* DIRECTION:
Give all of the lines again, with nothing added or dropped.

* DATASET EXCERPTS:
####################

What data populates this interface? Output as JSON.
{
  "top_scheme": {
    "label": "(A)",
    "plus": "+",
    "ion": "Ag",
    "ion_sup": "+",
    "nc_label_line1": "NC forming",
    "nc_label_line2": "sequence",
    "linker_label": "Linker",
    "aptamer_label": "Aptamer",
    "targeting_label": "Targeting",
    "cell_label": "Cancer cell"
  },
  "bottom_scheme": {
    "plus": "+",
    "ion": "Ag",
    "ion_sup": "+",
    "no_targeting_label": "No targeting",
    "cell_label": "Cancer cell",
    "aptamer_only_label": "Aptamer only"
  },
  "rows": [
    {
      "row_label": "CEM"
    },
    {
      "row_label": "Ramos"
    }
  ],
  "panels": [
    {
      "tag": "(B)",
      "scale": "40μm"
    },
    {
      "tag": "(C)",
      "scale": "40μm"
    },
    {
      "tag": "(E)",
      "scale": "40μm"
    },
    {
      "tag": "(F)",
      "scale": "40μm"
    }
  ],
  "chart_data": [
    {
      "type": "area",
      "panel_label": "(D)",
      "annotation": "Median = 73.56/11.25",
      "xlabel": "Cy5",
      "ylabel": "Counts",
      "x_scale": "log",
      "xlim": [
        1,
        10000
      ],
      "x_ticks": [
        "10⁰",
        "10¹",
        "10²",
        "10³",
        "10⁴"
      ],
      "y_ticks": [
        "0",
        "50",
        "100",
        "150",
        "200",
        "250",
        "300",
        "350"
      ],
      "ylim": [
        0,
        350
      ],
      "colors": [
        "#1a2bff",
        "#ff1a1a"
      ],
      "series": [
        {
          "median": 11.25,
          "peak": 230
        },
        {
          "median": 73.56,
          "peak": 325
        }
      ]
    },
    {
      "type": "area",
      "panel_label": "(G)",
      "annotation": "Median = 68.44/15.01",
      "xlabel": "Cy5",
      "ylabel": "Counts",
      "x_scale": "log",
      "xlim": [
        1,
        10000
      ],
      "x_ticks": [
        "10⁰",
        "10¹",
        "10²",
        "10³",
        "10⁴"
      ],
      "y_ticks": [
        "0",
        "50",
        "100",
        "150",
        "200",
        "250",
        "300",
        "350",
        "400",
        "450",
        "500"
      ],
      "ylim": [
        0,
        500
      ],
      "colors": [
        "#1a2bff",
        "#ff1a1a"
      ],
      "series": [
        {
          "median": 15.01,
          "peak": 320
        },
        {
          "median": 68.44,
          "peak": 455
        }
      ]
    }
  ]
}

####################

* ANSWER TO THIS EXERCISE:
What data populates this interface? Output as JSON.
{
  "top_scheme": {
    "label": "(A)",
    "plus": "+",
    "ion": "Ag",
    "ion_sup": "+",
    "nc_label_line1": "NC forming",
    "nc_label_line2": "sequence",
    "linker_label": "Linker",
    "aptamer_label": "Aptamer",
    "targeting_label": "Targeting",
    "cell_label": "Cancer cell"
  },
  "bottom_scheme": {
    "plus": "+",
    "ion": "Ag",
    "ion_sup": "+",
    "no_targeting_label": "No targeting",
    "cell_label": "Cancer cell",
    "aptamer_only_label": "Aptamer only"
  },
  "rows": [
    {
      "row_label": "CEM"
    },
    {
      "row_label": "Ramos"
    }
  ],
  "panels": [
    {
      "tag": "(B)",
      "scale": "40μm"
    },
    {
      "tag": "(C)",
      "scale": "40μm"
    },
    {
      "tag": "(E)",
      "scale": "40μm"
    },
    {
      "tag": "(F)",
      "scale": "40μm"
    }
  ],
  "chart_data": [
    {
      "type": "area",
      "panel_label": "(D)",
      "annotation": "Median = 73.56/11.25",
      "xlabel": "Cy5",
      "ylabel": "Counts",
      "x_scale": "log",
      "xlim": [
        1,
        10000
      ],
      "x_ticks": [
        "10⁰",
        "10¹",
        "10²",
        "10³",
        "10⁴"
      ],
      "y_ticks": [
        "0",
        "50",
        "100",
        "150",
        "200",
        "250",
        "300",
        "350"
      ],
      "ylim": [
        0,
        350
      ],
      "colors": [
        "#1a2bff",
        "#ff1a1a"
      ],
      "series": [
        {
          "median": 11.25,
          "peak": 230
        },
        {
          "median": 73.56,
          "peak": 325
        }
      ]
    },
    {
      "type": "area",
      "panel_label": "(G)",
      "annotation": "Median = 68.44/15.01",
      "xlabel": "Cy5",
      "ylabel": "Counts",
      "x_scale": "log",
      "xlim": [
        1,
        10000
      ],
      "x_ticks": [
        "10⁰",
        "10¹",
        "10²",
        "10³",
        "10⁴"
      ],
      "y_ticks": [
        "0",
        "50",
        "100",
        "150",
        "200",
        "250",
        "300",
        "350",
        "400",
        "450",
        "500"
      ],
      "ylim": [
        0,
        500
      ],
      "colors": [
        "#1a2bff",
        "#ff1a1a"
      ],
      "series": [
        {
          "median": 15.01,
          "peak": 320
        },
        {
          "median": 68.44,
          "peak": 455
        }
      ]
    }
  ]
}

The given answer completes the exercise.